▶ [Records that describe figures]
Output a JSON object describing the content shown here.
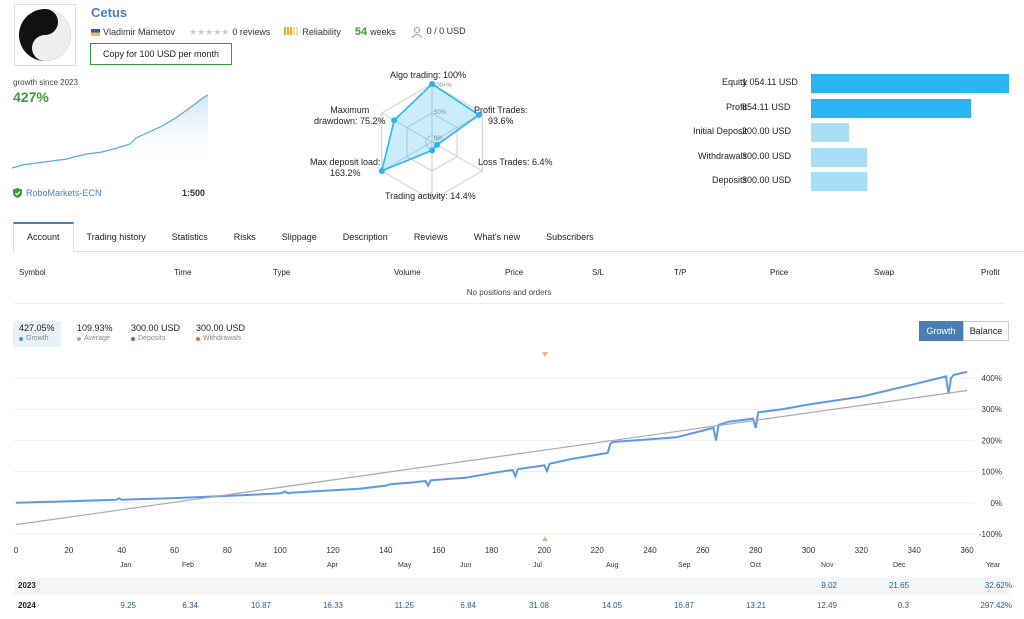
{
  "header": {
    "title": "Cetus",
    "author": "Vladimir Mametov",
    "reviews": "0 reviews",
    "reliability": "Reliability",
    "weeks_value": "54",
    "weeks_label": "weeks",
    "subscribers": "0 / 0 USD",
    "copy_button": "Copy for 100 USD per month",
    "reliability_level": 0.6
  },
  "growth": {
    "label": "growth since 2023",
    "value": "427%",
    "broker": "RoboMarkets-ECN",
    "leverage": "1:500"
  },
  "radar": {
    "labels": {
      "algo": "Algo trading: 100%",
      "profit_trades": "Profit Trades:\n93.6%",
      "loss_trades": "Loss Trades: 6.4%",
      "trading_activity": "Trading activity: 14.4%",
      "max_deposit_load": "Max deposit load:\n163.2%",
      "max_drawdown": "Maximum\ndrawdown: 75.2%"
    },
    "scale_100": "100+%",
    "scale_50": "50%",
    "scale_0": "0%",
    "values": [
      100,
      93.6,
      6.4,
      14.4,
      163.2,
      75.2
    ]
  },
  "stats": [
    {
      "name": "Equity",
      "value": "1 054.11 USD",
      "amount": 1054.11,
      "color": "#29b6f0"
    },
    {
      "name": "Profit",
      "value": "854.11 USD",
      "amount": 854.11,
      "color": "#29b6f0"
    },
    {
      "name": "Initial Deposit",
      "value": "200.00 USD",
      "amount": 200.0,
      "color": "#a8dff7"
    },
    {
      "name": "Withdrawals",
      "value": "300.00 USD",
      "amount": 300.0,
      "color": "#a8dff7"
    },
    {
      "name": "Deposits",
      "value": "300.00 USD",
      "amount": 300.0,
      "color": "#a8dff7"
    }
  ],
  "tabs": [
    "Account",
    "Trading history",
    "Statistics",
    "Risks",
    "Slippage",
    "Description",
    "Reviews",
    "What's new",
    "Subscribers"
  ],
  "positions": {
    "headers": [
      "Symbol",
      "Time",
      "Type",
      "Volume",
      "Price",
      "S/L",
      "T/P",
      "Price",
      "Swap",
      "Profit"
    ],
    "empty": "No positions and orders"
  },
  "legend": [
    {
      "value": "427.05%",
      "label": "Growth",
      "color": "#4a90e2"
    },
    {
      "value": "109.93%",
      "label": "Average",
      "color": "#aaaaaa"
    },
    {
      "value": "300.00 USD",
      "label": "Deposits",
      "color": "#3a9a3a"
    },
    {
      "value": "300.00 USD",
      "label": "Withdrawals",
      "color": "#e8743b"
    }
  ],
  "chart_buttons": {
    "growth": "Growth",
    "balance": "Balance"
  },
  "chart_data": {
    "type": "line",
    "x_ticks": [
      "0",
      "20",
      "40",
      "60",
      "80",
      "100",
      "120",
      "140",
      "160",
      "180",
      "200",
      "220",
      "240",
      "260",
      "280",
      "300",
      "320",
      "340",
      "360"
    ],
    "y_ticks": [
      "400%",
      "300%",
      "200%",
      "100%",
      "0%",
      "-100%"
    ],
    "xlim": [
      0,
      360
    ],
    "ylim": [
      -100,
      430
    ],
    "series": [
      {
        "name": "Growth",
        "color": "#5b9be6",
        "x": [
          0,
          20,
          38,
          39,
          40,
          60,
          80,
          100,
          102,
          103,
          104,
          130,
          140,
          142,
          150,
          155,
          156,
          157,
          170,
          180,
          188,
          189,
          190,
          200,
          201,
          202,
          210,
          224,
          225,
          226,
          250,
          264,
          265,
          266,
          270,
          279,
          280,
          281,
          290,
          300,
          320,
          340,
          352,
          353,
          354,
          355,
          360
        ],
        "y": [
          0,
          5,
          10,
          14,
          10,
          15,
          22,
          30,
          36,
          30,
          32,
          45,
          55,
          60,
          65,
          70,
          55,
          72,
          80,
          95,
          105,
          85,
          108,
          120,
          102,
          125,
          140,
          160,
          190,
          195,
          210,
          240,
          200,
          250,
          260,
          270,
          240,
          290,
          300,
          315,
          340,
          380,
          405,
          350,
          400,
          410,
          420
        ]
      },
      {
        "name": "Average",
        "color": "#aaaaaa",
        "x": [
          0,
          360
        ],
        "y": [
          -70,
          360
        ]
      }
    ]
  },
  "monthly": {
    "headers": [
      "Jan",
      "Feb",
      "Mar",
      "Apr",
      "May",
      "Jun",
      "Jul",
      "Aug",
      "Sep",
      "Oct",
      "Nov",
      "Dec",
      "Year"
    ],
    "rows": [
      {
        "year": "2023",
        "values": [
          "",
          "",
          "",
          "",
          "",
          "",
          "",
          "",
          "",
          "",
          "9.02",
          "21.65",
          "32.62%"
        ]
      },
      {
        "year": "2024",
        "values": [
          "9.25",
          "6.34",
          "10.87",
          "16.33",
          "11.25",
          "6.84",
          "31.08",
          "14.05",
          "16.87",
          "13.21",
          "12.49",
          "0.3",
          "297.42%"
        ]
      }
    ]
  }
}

▶ [GOAL OF THE EXERCISE]
From the entries above, extract each line containing "Withdrawals".

▶ [TASK OUTPUT]
      "name": "Withdrawals",
      "label": "Withdrawals",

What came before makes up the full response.